▶ [DIRECTIVE] Return the number of lines in which the word "diabetes" appears; add nothing else.

▶ [DATA SECTION]
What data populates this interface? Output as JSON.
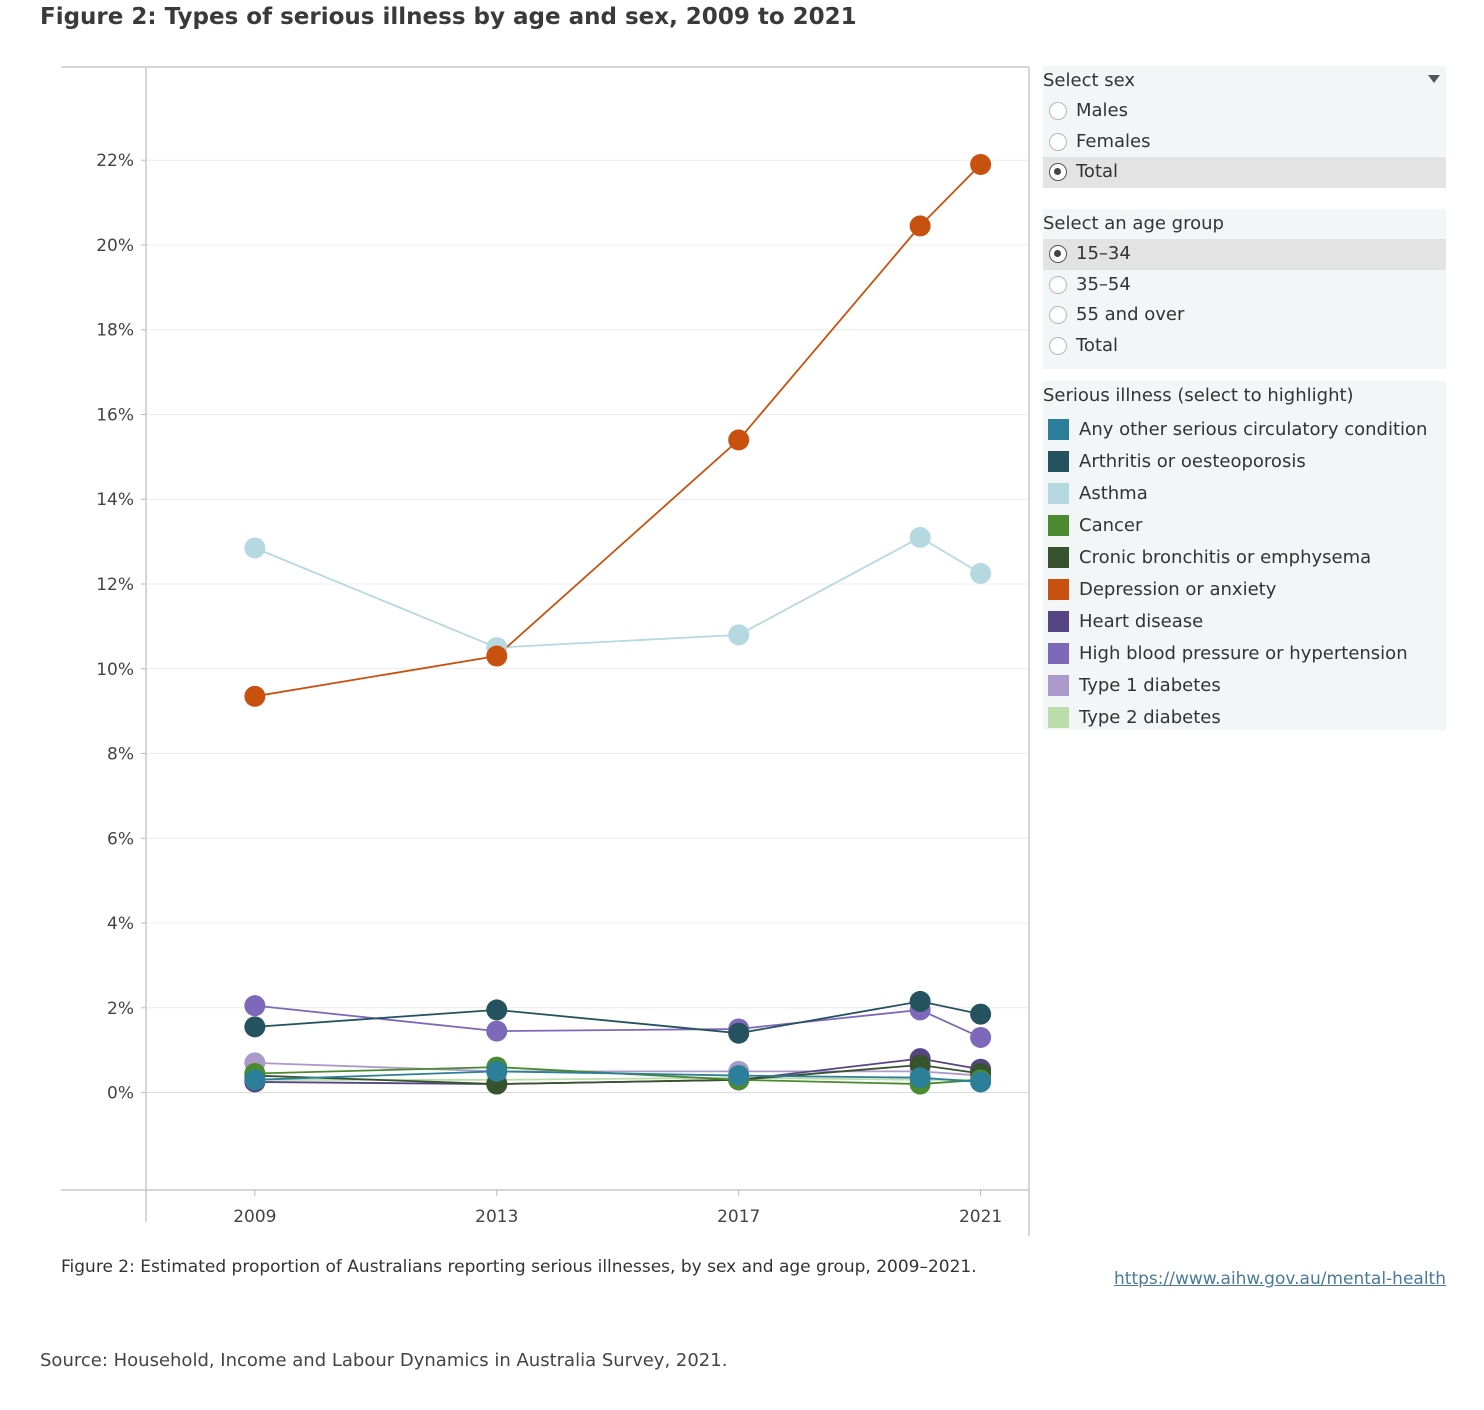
{
  "page": {
    "title": "Figure 2: Types of serious illness by age and sex, 2009 to 2021",
    "caption": "Figure 2: Estimated proportion of Australians reporting serious illnesses, by sex and age group, 2009–2021.",
    "link": "https://www.aihw.gov.au/mental-health",
    "source": "Source: Household, Income and Labour Dynamics in Australia Survey, 2021."
  },
  "filters": {
    "sex": {
      "title": "Select sex",
      "options": [
        {
          "label": "Males",
          "selected": false
        },
        {
          "label": "Females",
          "selected": false
        },
        {
          "label": "Total",
          "selected": true
        }
      ]
    },
    "age": {
      "title": "Select an age group",
      "options": [
        {
          "label": "15–34",
          "selected": true
        },
        {
          "label": "35–54",
          "selected": false
        },
        {
          "label": "55 and over",
          "selected": false
        },
        {
          "label": "Total",
          "selected": false
        }
      ]
    }
  },
  "legend": {
    "title": "Serious illness (select to highlight)"
  },
  "chart_data": {
    "type": "line",
    "x_ticks": [
      2009,
      2013,
      2017,
      2021
    ],
    "xlim": [
      2007.2,
      2021.8
    ],
    "ylim": [
      -2.3,
      24.2
    ],
    "y_ticks": [
      0,
      2,
      4,
      6,
      8,
      10,
      12,
      14,
      16,
      18,
      20,
      22
    ],
    "y_tick_labels": [
      "0%",
      "2%",
      "4%",
      "6%",
      "8%",
      "10%",
      "12%",
      "14%",
      "16%",
      "18%",
      "20%",
      "22%"
    ],
    "grid": true,
    "series": [
      {
        "name": "Any other serious circulatory condition",
        "color": "#2b7f98",
        "x": [
          2009,
          2013,
          2017,
          2020,
          2021
        ],
        "values": [
          0.3,
          0.5,
          0.4,
          0.35,
          0.25
        ]
      },
      {
        "name": "Arthritis or oesteoporosis",
        "color": "#24535f",
        "x": [
          2009,
          2013,
          2017,
          2020,
          2021
        ],
        "values": [
          1.55,
          1.95,
          1.4,
          2.15,
          1.85
        ]
      },
      {
        "name": "Asthma",
        "color": "#b6d8e1",
        "x": [
          2009,
          2013,
          2017,
          2020,
          2021
        ],
        "values": [
          12.85,
          10.5,
          10.8,
          13.1,
          12.25
        ]
      },
      {
        "name": "Cancer",
        "color": "#4a8b2f",
        "x": [
          2009,
          2013,
          2017,
          2020,
          2021
        ],
        "values": [
          0.45,
          0.6,
          0.3,
          0.2,
          0.3
        ]
      },
      {
        "name": "Cronic bronchitis or emphysema",
        "color": "#36532e",
        "x": [
          2009,
          2013,
          2017,
          2020,
          2021
        ],
        "values": [
          0.4,
          0.2,
          0.3,
          0.65,
          0.45
        ]
      },
      {
        "name": "Depression or anxiety",
        "color": "#c9510f",
        "x": [
          2009,
          2013,
          2017,
          2020,
          2021
        ],
        "values": [
          9.35,
          10.3,
          15.4,
          20.45,
          21.9
        ]
      },
      {
        "name": "Heart disease",
        "color": "#564583",
        "x": [
          2009,
          2013,
          2017,
          2020,
          2021
        ],
        "values": [
          0.25,
          0.2,
          0.3,
          0.8,
          0.55
        ]
      },
      {
        "name": "High blood pressure or hypertension",
        "color": "#7d68b9",
        "x": [
          2009,
          2013,
          2017,
          2020,
          2021
        ],
        "values": [
          2.05,
          1.45,
          1.5,
          1.95,
          1.3
        ]
      },
      {
        "name": "Type 1 diabetes",
        "color": "#ab99cc",
        "x": [
          2009,
          2013,
          2017,
          2020,
          2021
        ],
        "values": [
          0.7,
          0.5,
          0.5,
          0.5,
          0.4
        ]
      },
      {
        "name": "Type 2 diabetes",
        "color": "#bcdca9",
        "x": [
          2009,
          2013,
          2017,
          2020,
          2021
        ],
        "values": [
          0.3,
          0.3,
          0.35,
          0.3,
          0.3
        ]
      }
    ]
  }
}
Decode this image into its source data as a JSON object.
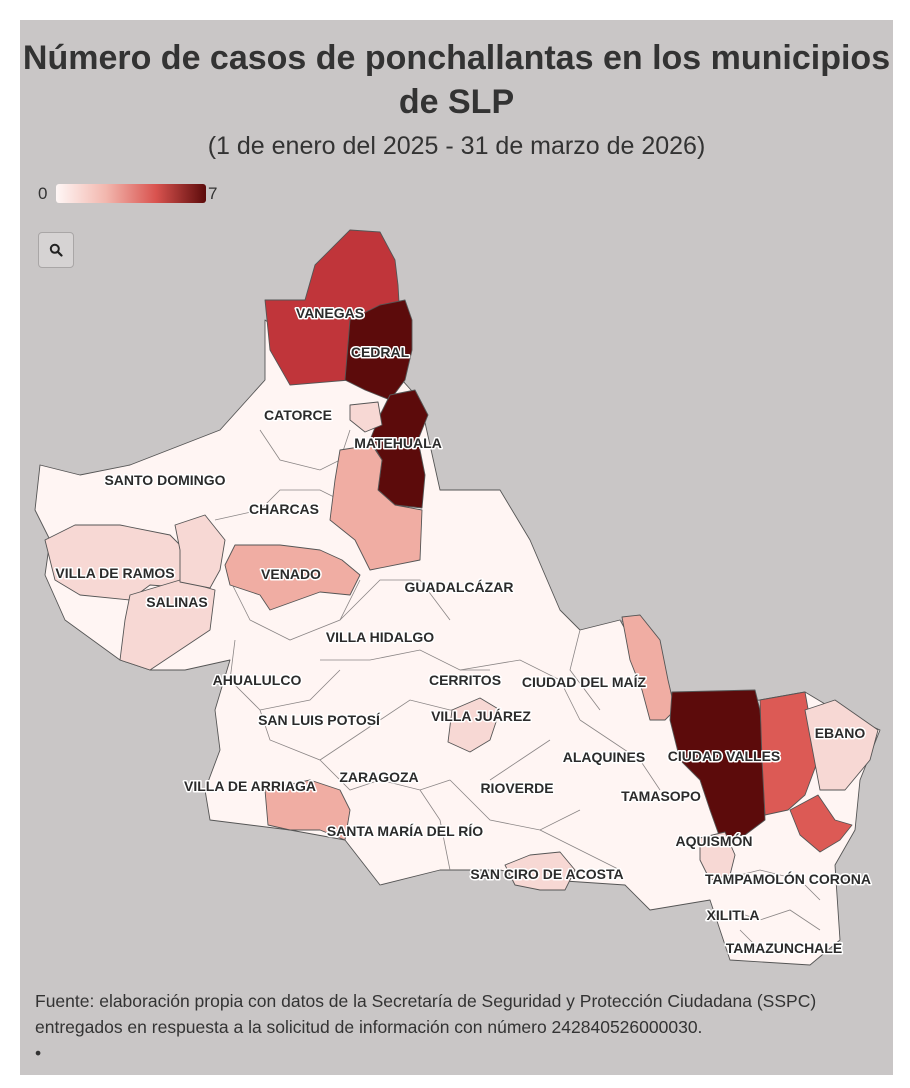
{
  "title": "Número de casos de ponchallantas en los municipios de SLP",
  "subtitle": "(1 de enero del 2025 - 31 de marzo de 2026)",
  "legend": {
    "min_label": "0",
    "max_label": "7",
    "min_color": "#fff7f6",
    "max_color": "#5c0b0b"
  },
  "search_button": {
    "icon": "search-icon"
  },
  "colors": {
    "background": "#c9c6c6",
    "border": "#555555",
    "scale": [
      "#fff5f3",
      "#f7d8d4",
      "#f0ada3",
      "#dc5a55",
      "#c0353a",
      "#5c0b0b"
    ]
  },
  "municipalities": [
    {
      "name": "VANEGAS",
      "value": 5
    },
    {
      "name": "CEDRAL",
      "value": 7
    },
    {
      "name": "CATORCE",
      "value": 0
    },
    {
      "name": "MATEHUALA",
      "value": 7
    },
    {
      "name": "SANTO DOMINGO",
      "value": 0
    },
    {
      "name": "CHARCAS",
      "value": 0
    },
    {
      "name": "VILLA DE RAMOS",
      "value": 1
    },
    {
      "name": "VENADO",
      "value": 2
    },
    {
      "name": "SALINAS",
      "value": 1
    },
    {
      "name": "GUADALCÁZAR",
      "value": 0
    },
    {
      "name": "VILLA HIDALGO",
      "value": 0
    },
    {
      "name": "AHUALULCO",
      "value": 0
    },
    {
      "name": "CERRITOS",
      "value": 0
    },
    {
      "name": "CIUDAD DEL MAÍZ",
      "value": 0
    },
    {
      "name": "SAN LUIS POTOSÍ",
      "value": 0
    },
    {
      "name": "VILLA JUÁREZ",
      "value": 1
    },
    {
      "name": "EBANO",
      "value": 1
    },
    {
      "name": "ALAQUINES",
      "value": 0
    },
    {
      "name": "CIUDAD VALLES",
      "value": 7
    },
    {
      "name": "VILLA DE ARRIAGA",
      "value": 0
    },
    {
      "name": "ZARAGOZA",
      "value": 0
    },
    {
      "name": "RIOVERDE",
      "value": 0
    },
    {
      "name": "TAMASOPO",
      "value": 0
    },
    {
      "name": "SANTA MARÍA DEL RÍO",
      "value": 2
    },
    {
      "name": "AQUISMÓN",
      "value": 1
    },
    {
      "name": "SAN CIRO DE ACOSTA",
      "value": 1
    },
    {
      "name": "TAMPAMOLÓN CORONA",
      "value": 0
    },
    {
      "name": "XILITLA",
      "value": 0
    },
    {
      "name": "TAMAZUNCHALE",
      "value": 0
    }
  ],
  "source_text": "Fuente: elaboración propia con datos de la Secretaría de Seguridad y Protección Ciudadana (SSPC) entregados en respuesta a la solicitud de información con número 242840526000030.",
  "bullet": "•"
}
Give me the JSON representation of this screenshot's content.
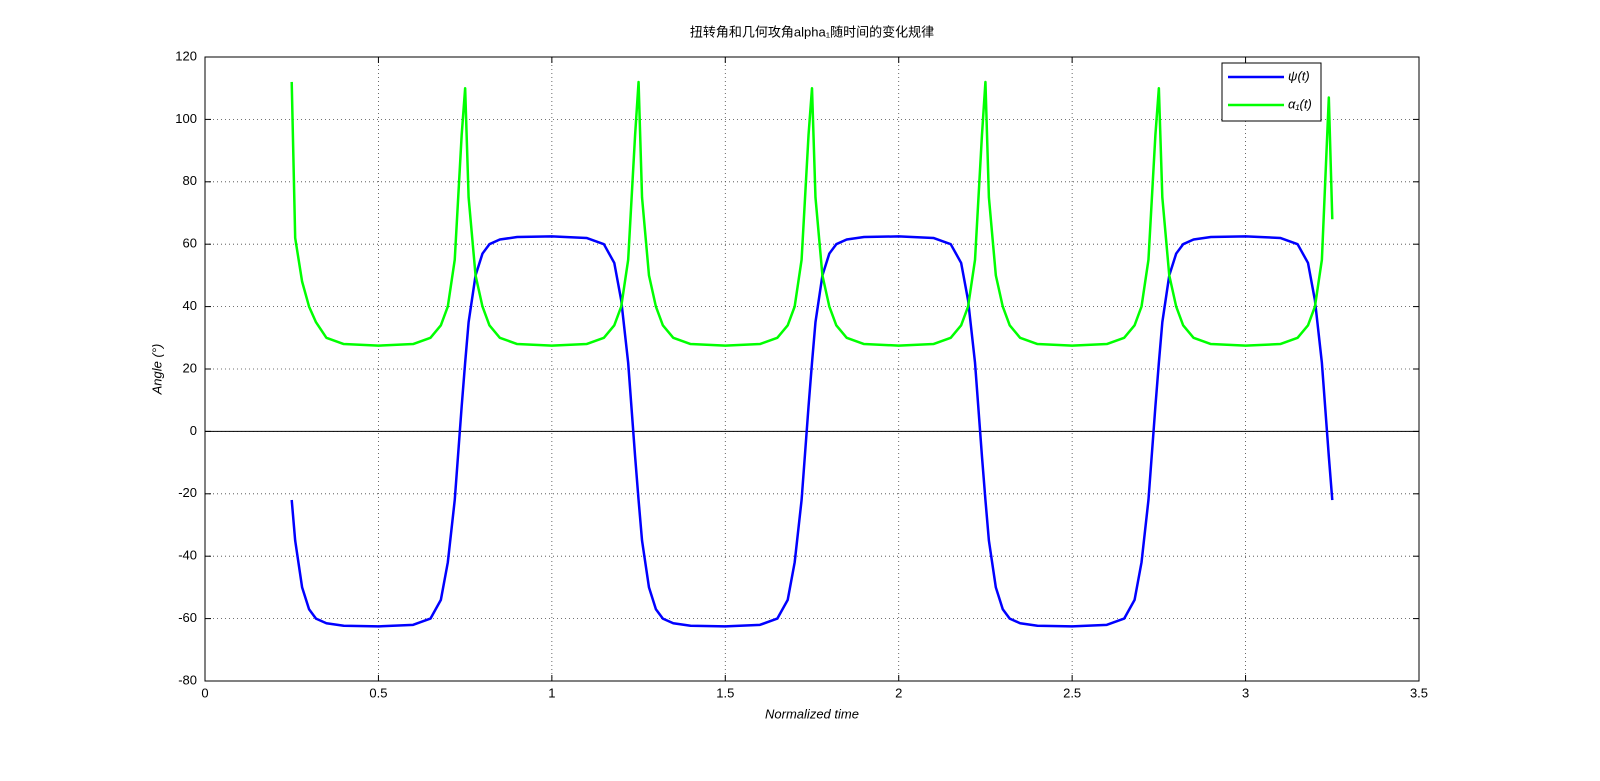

▶ [SOLUTION FOR THIS EXERCISE] 2